Problem statement: State the number of lines in the material below that have "this" in them, without any other text.

Supplied material:
::::::::

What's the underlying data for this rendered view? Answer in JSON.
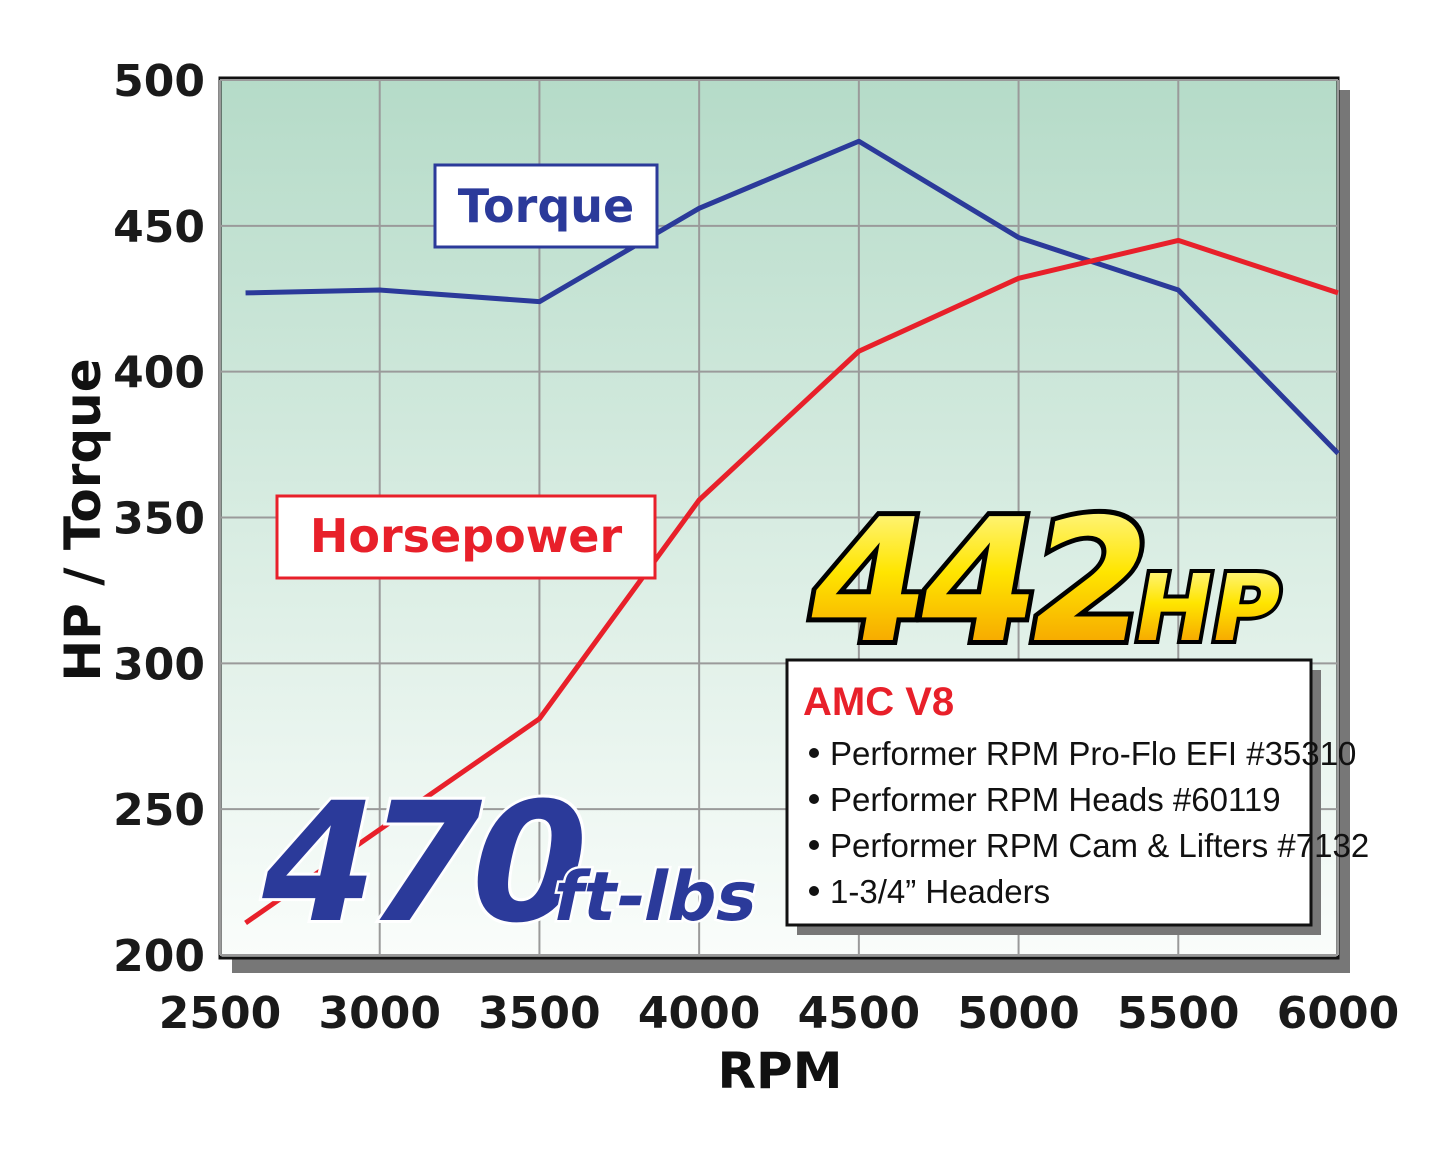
{
  "chart_data": {
    "type": "line",
    "x": [
      2580,
      3000,
      3500,
      4000,
      4500,
      5000,
      5500,
      6000
    ],
    "series": [
      {
        "name": "Torque",
        "color": "#2b3a9a",
        "values": [
          427,
          428,
          424,
          456,
          479,
          446,
          428,
          372
        ]
      },
      {
        "name": "Horsepower",
        "color": "#e8202a",
        "values": [
          211,
          243,
          281,
          356,
          407,
          432,
          445,
          427
        ]
      }
    ],
    "xlim": [
      2500,
      6000
    ],
    "ylim": [
      200,
      500
    ],
    "xticks": [
      2500,
      3000,
      3500,
      4000,
      4500,
      5000,
      5500,
      6000
    ],
    "yticks": [
      200,
      250,
      300,
      350,
      400,
      450,
      500
    ],
    "grid": true,
    "xlabel": "RPM",
    "ylabel": "HP / Torque",
    "hp_badge": {
      "number": "442",
      "unit": "HP"
    },
    "torque_badge": {
      "number": "470",
      "unit": "ft-lbs"
    },
    "info": {
      "title": "AMC V8",
      "items": [
        "Performer RPM Pro-Flo EFI #35310",
        "Performer RPM Heads #60119",
        "Performer RPM Cam & Lifters #7132",
        "1-3/4” Headers"
      ]
    }
  }
}
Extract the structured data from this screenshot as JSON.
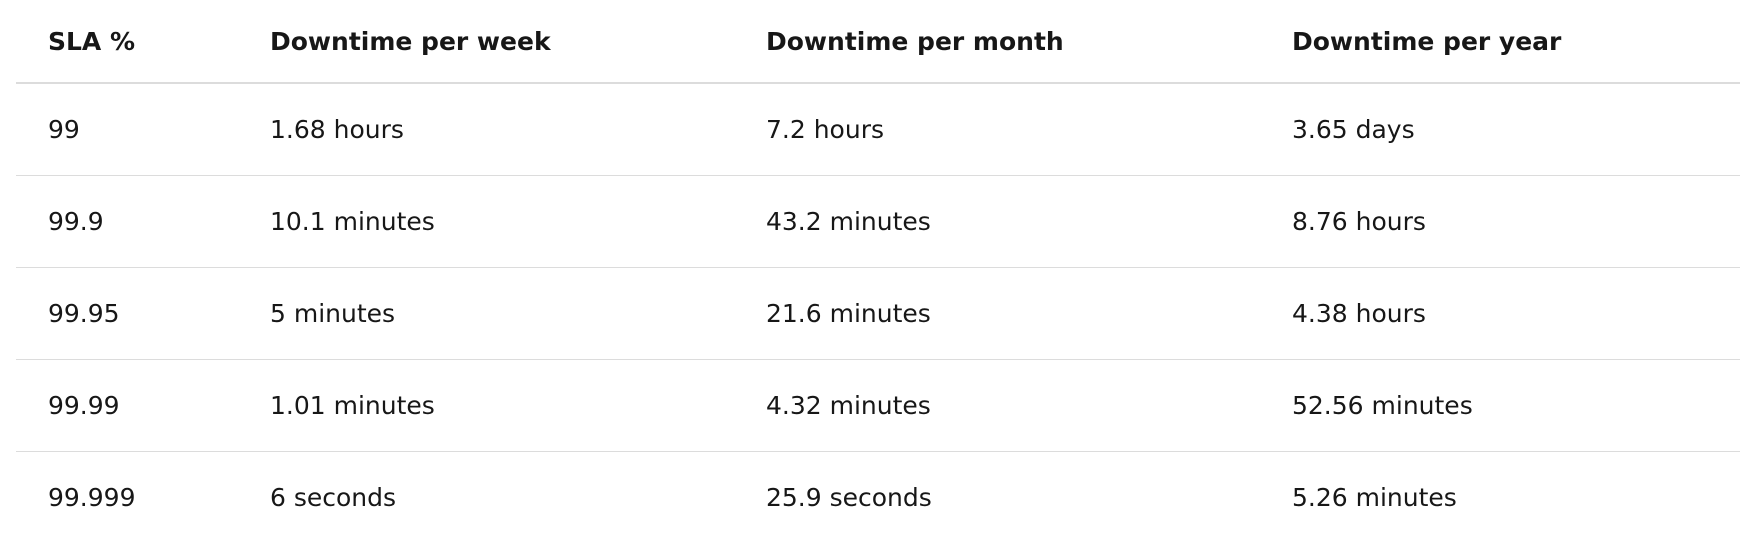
{
  "table": {
    "headers": [
      "SLA %",
      "Downtime per week",
      "Downtime per month",
      "Downtime per year"
    ],
    "rows": [
      [
        "99",
        "1.68 hours",
        "7.2 hours",
        "3.65 days"
      ],
      [
        "99.9",
        "10.1 minutes",
        "43.2 minutes",
        "8.76 hours"
      ],
      [
        "99.95",
        "5 minutes",
        "21.6 minutes",
        "4.38 hours"
      ],
      [
        "99.99",
        "1.01 minutes",
        "4.32 minutes",
        "52.56 minutes"
      ],
      [
        "99.999",
        "6 seconds",
        "25.9 seconds",
        "5.26 minutes"
      ]
    ]
  }
}
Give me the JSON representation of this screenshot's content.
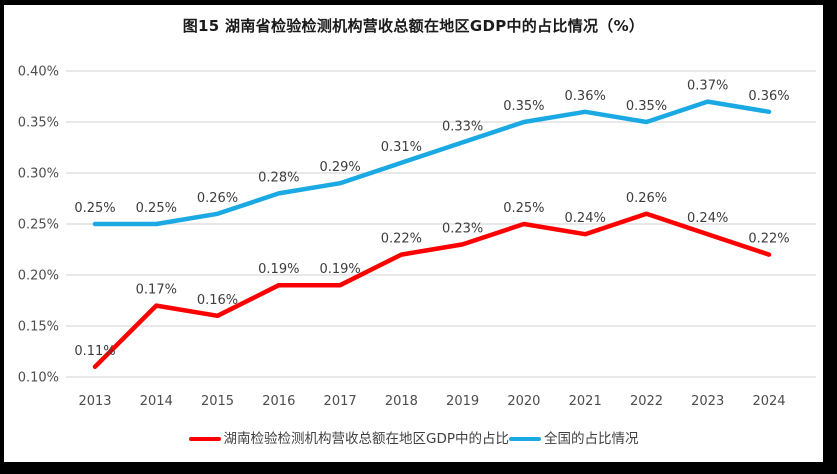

::::::::

Exercise result: 3